● Input data
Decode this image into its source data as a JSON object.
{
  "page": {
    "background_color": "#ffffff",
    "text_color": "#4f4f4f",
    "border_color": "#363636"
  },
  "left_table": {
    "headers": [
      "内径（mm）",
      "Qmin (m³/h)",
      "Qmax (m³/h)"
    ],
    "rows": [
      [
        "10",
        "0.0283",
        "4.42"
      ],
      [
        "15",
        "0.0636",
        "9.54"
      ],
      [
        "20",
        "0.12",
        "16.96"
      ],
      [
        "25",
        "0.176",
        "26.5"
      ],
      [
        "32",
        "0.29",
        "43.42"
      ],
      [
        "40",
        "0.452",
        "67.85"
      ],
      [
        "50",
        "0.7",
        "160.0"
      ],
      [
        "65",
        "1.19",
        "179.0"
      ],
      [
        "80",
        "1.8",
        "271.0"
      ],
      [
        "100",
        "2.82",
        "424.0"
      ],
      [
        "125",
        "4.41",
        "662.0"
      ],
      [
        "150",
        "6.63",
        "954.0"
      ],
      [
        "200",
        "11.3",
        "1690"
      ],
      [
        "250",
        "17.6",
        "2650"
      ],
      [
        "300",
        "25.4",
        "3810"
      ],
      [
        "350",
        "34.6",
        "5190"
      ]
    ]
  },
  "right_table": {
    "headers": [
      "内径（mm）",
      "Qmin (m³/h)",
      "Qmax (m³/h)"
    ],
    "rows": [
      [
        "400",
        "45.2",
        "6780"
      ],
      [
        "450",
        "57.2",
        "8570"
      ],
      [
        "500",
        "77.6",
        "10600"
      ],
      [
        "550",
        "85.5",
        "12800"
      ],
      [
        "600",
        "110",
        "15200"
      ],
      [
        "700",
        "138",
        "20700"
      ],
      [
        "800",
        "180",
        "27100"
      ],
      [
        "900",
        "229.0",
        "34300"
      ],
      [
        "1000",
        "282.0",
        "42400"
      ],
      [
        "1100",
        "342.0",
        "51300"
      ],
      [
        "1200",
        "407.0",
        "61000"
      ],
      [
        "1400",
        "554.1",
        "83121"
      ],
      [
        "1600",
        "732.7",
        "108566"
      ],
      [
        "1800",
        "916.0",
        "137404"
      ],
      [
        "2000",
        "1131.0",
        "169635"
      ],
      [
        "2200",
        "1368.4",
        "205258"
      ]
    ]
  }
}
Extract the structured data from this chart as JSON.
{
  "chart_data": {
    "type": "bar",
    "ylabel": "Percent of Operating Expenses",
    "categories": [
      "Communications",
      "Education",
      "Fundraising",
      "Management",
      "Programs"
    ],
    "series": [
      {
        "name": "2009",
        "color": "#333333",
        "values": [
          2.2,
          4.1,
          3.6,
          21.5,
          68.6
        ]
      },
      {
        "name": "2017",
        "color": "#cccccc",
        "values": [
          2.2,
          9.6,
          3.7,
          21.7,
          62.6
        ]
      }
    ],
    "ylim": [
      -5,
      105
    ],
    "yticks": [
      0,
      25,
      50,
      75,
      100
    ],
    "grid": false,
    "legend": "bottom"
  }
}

● Instructions for the task
Every line above should be printed again exactly as it stands.

● Answer in full
Decode this image into its source data as a JSON object.
{
  "page": {
    "background_color": "#ffffff",
    "text_color": "#4f4f4f",
    "border_color": "#363636"
  },
  "left_table": {
    "headers": [
      "内径（mm）",
      "Qmin (m³/h)",
      "Qmax (m³/h)"
    ],
    "rows": [
      [
        "10",
        "0.0283",
        "4.42"
      ],
      [
        "15",
        "0.0636",
        "9.54"
      ],
      [
        "20",
        "0.12",
        "16.96"
      ],
      [
        "25",
        "0.176",
        "26.5"
      ],
      [
        "32",
        "0.29",
        "43.42"
      ],
      [
        "40",
        "0.452",
        "67.85"
      ],
      [
        "50",
        "0.7",
        "160.0"
      ],
      [
        "65",
        "1.19",
        "179.0"
      ],
      [
        "80",
        "1.8",
        "271.0"
      ],
      [
        "100",
        "2.82",
        "424.0"
      ],
      [
        "125",
        "4.41",
        "662.0"
      ],
      [
        "150",
        "6.63",
        "954.0"
      ],
      [
        "200",
        "11.3",
        "1690"
      ],
      [
        "250",
        "17.6",
        "2650"
      ],
      [
        "300",
        "25.4",
        "3810"
      ],
      [
        "350",
        "34.6",
        "5190"
      ]
    ]
  },
  "right_table": {
    "headers": [
      "内径（mm）",
      "Qmin (m³/h)",
      "Qmax (m³/h)"
    ],
    "rows": [
      [
        "400",
        "45.2",
        "6780"
      ],
      [
        "450",
        "57.2",
        "8570"
      ],
      [
        "500",
        "77.6",
        "10600"
      ],
      [
        "550",
        "85.5",
        "12800"
      ],
      [
        "600",
        "110",
        "15200"
      ],
      [
        "700",
        "138",
        "20700"
      ],
      [
        "800",
        "180",
        "27100"
      ],
      [
        "900",
        "229.0",
        "34300"
      ],
      [
        "1000",
        "282.0",
        "42400"
      ],
      [
        "1100",
        "342.0",
        "51300"
      ],
      [
        "1200",
        "407.0",
        "61000"
      ],
      [
        "1400",
        "554.1",
        "83121"
      ],
      [
        "1600",
        "732.7",
        "108566"
      ],
      [
        "1800",
        "916.0",
        "137404"
      ],
      [
        "2000",
        "1131.0",
        "169635"
      ],
      [
        "2200",
        "1368.4",
        "205258"
      ]
    ]
  }
}
Extract the structured data from this chart as JSON.
{
  "chart_data": {
    "type": "bar",
    "ylabel": "Percent of Operating Expenses",
    "categories": [
      "Communications",
      "Education",
      "Fundraising",
      "Management",
      "Programs"
    ],
    "series": [
      {
        "name": "2009",
        "color": "#333333",
        "values": [
          2.2,
          4.1,
          3.6,
          21.5,
          68.6
        ]
      },
      {
        "name": "2017",
        "color": "#cccccc",
        "values": [
          2.2,
          9.6,
          3.7,
          21.7,
          62.6
        ]
      }
    ],
    "ylim": [
      -5,
      105
    ],
    "yticks": [
      0,
      25,
      50,
      75,
      100
    ],
    "grid": false,
    "legend": "bottom"
  }
}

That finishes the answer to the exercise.